Items
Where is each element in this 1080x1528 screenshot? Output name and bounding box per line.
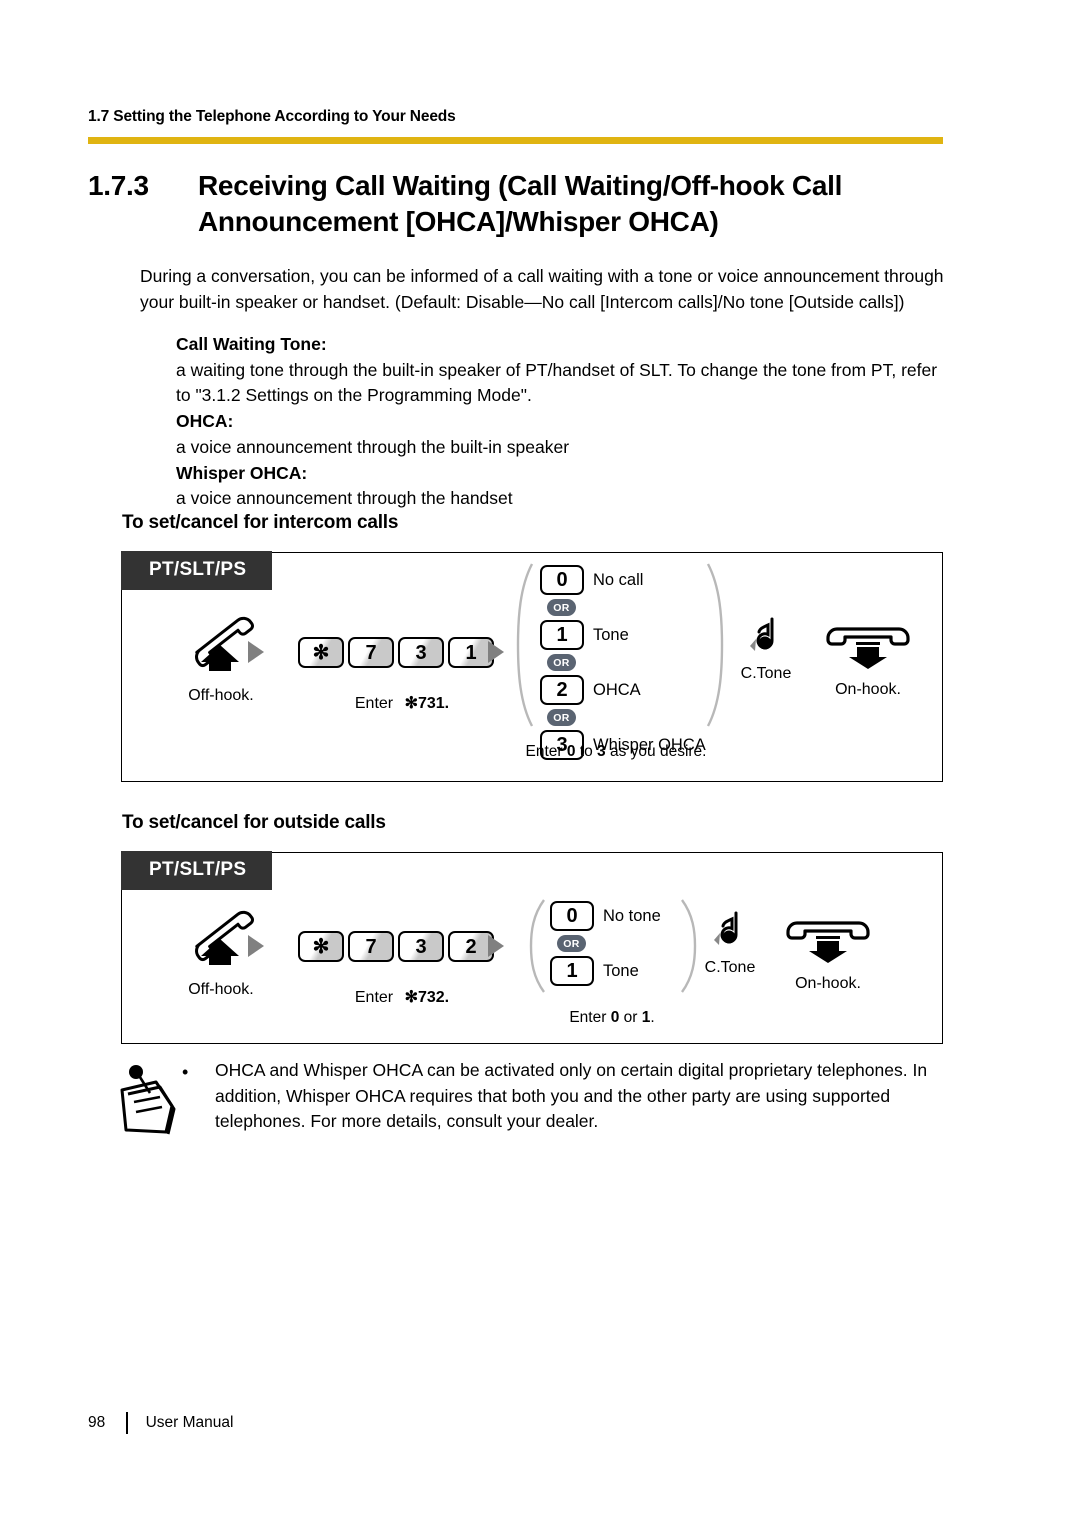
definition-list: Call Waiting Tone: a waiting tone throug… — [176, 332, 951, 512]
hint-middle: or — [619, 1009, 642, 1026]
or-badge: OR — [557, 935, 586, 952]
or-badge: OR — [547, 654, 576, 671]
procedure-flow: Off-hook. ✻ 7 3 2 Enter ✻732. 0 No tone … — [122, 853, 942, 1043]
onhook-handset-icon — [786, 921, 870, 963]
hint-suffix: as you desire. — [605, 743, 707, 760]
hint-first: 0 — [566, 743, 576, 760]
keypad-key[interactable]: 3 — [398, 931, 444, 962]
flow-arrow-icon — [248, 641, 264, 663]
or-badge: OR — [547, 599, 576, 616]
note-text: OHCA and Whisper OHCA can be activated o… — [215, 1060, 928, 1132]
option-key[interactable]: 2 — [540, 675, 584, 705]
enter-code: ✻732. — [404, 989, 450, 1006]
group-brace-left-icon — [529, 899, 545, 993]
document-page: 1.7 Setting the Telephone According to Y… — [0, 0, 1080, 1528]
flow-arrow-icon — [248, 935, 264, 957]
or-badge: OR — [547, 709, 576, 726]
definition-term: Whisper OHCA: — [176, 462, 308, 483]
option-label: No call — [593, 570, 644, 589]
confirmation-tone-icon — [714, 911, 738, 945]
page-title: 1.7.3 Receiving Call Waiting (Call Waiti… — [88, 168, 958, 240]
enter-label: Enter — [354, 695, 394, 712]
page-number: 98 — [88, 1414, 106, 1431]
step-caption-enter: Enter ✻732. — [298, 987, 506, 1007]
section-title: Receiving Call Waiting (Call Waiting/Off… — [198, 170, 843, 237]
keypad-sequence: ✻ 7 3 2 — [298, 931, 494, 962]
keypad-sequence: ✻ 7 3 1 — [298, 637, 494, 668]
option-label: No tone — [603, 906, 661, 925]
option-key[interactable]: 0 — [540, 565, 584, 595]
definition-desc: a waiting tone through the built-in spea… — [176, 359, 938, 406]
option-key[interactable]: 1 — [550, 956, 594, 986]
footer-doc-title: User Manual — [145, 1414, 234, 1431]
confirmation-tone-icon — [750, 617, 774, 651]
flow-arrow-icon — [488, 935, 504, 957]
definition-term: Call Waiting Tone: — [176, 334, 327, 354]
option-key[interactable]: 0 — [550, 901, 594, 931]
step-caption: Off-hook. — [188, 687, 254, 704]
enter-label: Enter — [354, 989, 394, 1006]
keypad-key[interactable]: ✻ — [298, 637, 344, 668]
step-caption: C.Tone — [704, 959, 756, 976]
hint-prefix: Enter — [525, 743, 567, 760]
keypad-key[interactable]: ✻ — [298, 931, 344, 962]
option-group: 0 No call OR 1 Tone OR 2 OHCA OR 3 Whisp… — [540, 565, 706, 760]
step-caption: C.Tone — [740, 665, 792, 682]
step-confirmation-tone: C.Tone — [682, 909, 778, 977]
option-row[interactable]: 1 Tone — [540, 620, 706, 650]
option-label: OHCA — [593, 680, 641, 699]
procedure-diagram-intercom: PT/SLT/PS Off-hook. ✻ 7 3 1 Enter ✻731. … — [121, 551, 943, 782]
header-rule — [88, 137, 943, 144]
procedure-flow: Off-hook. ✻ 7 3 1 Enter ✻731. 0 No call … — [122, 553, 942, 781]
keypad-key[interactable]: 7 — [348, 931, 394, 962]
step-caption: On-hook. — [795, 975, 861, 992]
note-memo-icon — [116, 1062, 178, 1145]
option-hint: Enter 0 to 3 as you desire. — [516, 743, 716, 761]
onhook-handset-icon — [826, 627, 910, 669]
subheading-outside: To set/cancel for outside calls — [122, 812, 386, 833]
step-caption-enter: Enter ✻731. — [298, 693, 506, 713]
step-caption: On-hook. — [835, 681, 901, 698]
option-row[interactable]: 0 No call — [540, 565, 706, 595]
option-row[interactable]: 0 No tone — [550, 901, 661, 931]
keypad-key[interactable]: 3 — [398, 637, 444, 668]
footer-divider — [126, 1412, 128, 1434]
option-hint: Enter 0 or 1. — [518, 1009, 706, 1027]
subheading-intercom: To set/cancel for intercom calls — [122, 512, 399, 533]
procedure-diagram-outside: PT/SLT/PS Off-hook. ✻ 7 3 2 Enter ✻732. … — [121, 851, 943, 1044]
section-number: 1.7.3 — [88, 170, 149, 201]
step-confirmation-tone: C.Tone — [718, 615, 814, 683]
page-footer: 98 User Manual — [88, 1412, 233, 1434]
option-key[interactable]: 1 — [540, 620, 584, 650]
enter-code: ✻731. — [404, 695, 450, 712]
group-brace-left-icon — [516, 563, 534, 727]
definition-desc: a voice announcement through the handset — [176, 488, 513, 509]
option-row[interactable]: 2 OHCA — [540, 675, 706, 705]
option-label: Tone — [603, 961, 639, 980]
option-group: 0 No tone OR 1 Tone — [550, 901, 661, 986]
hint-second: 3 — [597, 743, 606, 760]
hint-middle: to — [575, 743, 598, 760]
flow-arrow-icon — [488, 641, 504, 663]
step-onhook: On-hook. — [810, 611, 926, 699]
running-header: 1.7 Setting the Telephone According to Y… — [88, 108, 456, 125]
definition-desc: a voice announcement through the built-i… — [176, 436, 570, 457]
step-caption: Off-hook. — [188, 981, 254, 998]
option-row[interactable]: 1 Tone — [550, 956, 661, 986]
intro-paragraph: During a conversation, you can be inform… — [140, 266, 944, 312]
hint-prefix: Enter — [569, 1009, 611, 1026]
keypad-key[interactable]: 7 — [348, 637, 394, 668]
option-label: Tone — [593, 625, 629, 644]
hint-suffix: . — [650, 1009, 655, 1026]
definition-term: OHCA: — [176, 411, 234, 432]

What the exercise asks
Please reproduce every line above word for word, leaving out the pictures.

Task solution
Where is each element in this 1080x1528 screenshot? Output name and bounding box per line.
definition-list: Call Waiting Tone: a waiting tone throug… — [176, 332, 951, 512]
hint-middle: or — [619, 1009, 642, 1026]
or-badge: OR — [557, 935, 586, 952]
or-badge: OR — [547, 654, 576, 671]
procedure-flow: Off-hook. ✻ 7 3 2 Enter ✻732. 0 No tone … — [122, 853, 942, 1043]
onhook-handset-icon — [786, 921, 870, 963]
hint-suffix: as you desire. — [605, 743, 707, 760]
hint-first: 0 — [566, 743, 576, 760]
keypad-key[interactable]: 3 — [398, 931, 444, 962]
flow-arrow-icon — [248, 641, 264, 663]
or-badge: OR — [547, 599, 576, 616]
note-text: OHCA and Whisper OHCA can be activated o… — [215, 1060, 928, 1132]
option-key[interactable]: 2 — [540, 675, 584, 705]
enter-code: ✻732. — [404, 989, 450, 1006]
group-brace-left-icon — [529, 899, 545, 993]
document-page: 1.7 Setting the Telephone According to Y… — [0, 0, 1080, 1528]
flow-arrow-icon — [248, 935, 264, 957]
or-badge: OR — [547, 709, 576, 726]
definition-term: Whisper OHCA: — [176, 462, 308, 483]
option-label: No call — [593, 570, 644, 589]
confirmation-tone-icon — [714, 911, 738, 945]
page-title: 1.7.3 Receiving Call Waiting (Call Waiti… — [88, 168, 958, 240]
enter-label: Enter — [354, 695, 394, 712]
page-number: 98 — [88, 1414, 106, 1431]
step-caption-enter: Enter ✻732. — [298, 987, 506, 1007]
section-title: Receiving Call Waiting (Call Waiting/Off… — [198, 170, 843, 237]
keypad-sequence: ✻ 7 3 2 — [298, 931, 494, 962]
keypad-sequence: ✻ 7 3 1 — [298, 637, 494, 668]
option-label: No tone — [603, 906, 661, 925]
option-key[interactable]: 0 — [540, 565, 584, 595]
definition-desc: a waiting tone through the built-in spea… — [176, 359, 938, 406]
option-key[interactable]: 1 — [550, 956, 594, 986]
footer-doc-title: User Manual — [145, 1414, 234, 1431]
confirmation-tone-icon — [750, 617, 774, 651]
flow-arrow-icon — [488, 935, 504, 957]
definition-term: Call Waiting Tone: — [176, 334, 327, 354]
option-key[interactable]: 0 — [550, 901, 594, 931]
step-caption: Off-hook. — [188, 687, 254, 704]
enter-label: Enter — [354, 989, 394, 1006]
keypad-key[interactable]: ✻ — [298, 637, 344, 668]
step-caption: C.Tone — [704, 959, 756, 976]
hint-prefix: Enter — [525, 743, 567, 760]
keypad-key[interactable]: ✻ — [298, 931, 344, 962]
option-group: 0 No call OR 1 Tone OR 2 OHCA OR 3 Whisp… — [540, 565, 706, 760]
step-caption: C.Tone — [740, 665, 792, 682]
step-confirmation-tone: C.Tone — [682, 909, 778, 977]
option-row[interactable]: 1 Tone — [540, 620, 706, 650]
option-label: OHCA — [593, 680, 641, 699]
procedure-diagram-intercom: PT/SLT/PS Off-hook. ✻ 7 3 1 Enter ✻731. … — [121, 551, 943, 782]
header-rule — [88, 137, 943, 144]
procedure-flow: Off-hook. ✻ 7 3 1 Enter ✻731. 0 No call … — [122, 553, 942, 781]
keypad-key[interactable]: 7 — [348, 931, 394, 962]
step-caption: On-hook. — [795, 975, 861, 992]
note-memo-icon — [116, 1062, 178, 1145]
option-hint: Enter 0 to 3 as you desire. — [516, 743, 716, 761]
onhook-handset-icon — [826, 627, 910, 669]
subheading-outside: To set/cancel for outside calls — [122, 812, 386, 833]
step-caption-enter: Enter ✻731. — [298, 693, 506, 713]
step-caption: On-hook. — [835, 681, 901, 698]
option-row[interactable]: 0 No call — [540, 565, 706, 595]
option-row[interactable]: 0 No tone — [550, 901, 661, 931]
keypad-key[interactable]: 3 — [398, 637, 444, 668]
footer-divider — [126, 1412, 128, 1434]
option-hint: Enter 0 or 1. — [518, 1009, 706, 1027]
subheading-intercom: To set/cancel for intercom calls — [122, 512, 399, 533]
procedure-diagram-outside: PT/SLT/PS Off-hook. ✻ 7 3 2 Enter ✻732. … — [121, 851, 943, 1044]
section-number: 1.7.3 — [88, 170, 149, 201]
step-confirmation-tone: C.Tone — [718, 615, 814, 683]
page-footer: 98 User Manual — [88, 1412, 233, 1434]
option-key[interactable]: 1 — [540, 620, 584, 650]
enter-code: ✻731. — [404, 695, 450, 712]
group-brace-left-icon — [516, 563, 534, 727]
definition-desc: a voice announcement through the handset — [176, 488, 513, 509]
option-row[interactable]: 2 OHCA — [540, 675, 706, 705]
option-label: Tone — [603, 961, 639, 980]
option-group: 0 No tone OR 1 Tone — [550, 901, 661, 986]
hint-second: 3 — [597, 743, 606, 760]
hint-middle: to — [575, 743, 598, 760]
flow-arrow-icon — [488, 641, 504, 663]
step-onhook: On-hook. — [810, 611, 926, 699]
running-header: 1.7 Setting the Telephone According to Y… — [88, 108, 456, 125]
definition-desc: a voice announcement through the built-i… — [176, 436, 570, 457]
step-caption: Off-hook. — [188, 981, 254, 998]
option-row[interactable]: 1 Tone — [550, 956, 661, 986]
intro-paragraph: During a conversation, you can be inform… — [140, 266, 944, 312]
hint-prefix: Enter — [569, 1009, 611, 1026]
keypad-key[interactable]: 7 — [348, 637, 394, 668]
option-label: Tone — [593, 625, 629, 644]
hint-suffix: . — [650, 1009, 655, 1026]
definition-term: OHCA: — [176, 411, 234, 432]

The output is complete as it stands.